■ WRITTEN INSTRUCTION ■
In the data that follows, count each line holding the string "English"; answer with the number only.

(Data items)
——————————
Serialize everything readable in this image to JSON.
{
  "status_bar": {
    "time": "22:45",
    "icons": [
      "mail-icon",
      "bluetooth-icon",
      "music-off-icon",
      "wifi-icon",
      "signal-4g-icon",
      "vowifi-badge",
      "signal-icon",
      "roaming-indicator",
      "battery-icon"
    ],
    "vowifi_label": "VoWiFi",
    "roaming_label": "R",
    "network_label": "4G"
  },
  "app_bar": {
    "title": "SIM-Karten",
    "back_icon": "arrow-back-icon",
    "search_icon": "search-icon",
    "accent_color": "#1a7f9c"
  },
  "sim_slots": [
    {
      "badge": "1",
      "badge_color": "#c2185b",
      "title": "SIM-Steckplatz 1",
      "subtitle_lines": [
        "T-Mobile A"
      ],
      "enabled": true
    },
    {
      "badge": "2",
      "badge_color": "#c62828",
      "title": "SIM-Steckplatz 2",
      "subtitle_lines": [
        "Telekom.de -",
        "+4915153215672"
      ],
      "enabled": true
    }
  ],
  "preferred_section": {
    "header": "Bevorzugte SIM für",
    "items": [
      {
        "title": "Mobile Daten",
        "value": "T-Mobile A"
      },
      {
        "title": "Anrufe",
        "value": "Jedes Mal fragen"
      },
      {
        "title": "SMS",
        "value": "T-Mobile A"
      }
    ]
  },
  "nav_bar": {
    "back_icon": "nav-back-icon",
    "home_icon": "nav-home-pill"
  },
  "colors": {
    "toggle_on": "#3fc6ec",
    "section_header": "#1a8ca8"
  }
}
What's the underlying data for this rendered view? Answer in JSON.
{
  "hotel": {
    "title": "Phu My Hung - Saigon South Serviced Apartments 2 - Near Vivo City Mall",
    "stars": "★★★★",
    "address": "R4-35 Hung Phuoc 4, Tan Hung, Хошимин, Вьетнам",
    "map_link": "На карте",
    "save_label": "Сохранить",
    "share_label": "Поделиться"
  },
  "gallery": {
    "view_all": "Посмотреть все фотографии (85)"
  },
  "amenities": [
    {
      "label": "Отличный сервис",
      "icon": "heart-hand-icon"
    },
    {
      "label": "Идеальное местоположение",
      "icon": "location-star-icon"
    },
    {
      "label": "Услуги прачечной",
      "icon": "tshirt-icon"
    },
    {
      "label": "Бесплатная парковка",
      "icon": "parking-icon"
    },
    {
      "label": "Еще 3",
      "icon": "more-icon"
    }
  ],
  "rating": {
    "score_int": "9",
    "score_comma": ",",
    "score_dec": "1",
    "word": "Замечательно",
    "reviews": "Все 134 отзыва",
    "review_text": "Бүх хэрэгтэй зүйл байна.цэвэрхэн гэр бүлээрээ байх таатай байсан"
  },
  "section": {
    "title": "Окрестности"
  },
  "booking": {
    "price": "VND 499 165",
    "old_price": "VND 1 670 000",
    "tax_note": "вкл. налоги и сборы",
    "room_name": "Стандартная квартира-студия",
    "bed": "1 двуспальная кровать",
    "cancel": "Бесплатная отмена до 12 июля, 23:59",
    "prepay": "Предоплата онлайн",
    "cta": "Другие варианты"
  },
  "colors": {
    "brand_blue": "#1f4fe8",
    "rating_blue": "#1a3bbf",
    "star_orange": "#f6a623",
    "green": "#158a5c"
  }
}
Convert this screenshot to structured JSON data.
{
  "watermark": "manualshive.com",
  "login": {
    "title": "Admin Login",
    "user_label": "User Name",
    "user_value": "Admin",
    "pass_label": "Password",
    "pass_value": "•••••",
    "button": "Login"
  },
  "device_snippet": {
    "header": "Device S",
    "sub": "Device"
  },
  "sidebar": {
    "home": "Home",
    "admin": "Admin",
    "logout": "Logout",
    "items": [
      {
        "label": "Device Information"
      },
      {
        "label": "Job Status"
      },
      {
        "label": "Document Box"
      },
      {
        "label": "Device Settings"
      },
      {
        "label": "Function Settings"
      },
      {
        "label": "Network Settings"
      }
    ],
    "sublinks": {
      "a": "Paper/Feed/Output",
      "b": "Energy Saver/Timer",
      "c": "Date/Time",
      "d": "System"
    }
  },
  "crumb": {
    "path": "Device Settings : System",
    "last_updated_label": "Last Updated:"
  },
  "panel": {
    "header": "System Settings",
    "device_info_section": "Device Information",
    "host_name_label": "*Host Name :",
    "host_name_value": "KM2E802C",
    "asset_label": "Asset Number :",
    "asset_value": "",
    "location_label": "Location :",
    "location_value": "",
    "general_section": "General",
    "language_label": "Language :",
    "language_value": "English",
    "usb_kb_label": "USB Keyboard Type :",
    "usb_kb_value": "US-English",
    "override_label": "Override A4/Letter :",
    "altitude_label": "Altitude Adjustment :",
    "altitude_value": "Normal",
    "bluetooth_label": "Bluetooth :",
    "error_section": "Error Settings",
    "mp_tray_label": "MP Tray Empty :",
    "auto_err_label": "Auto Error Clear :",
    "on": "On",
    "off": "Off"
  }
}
——————————
■ ANSWER ■
2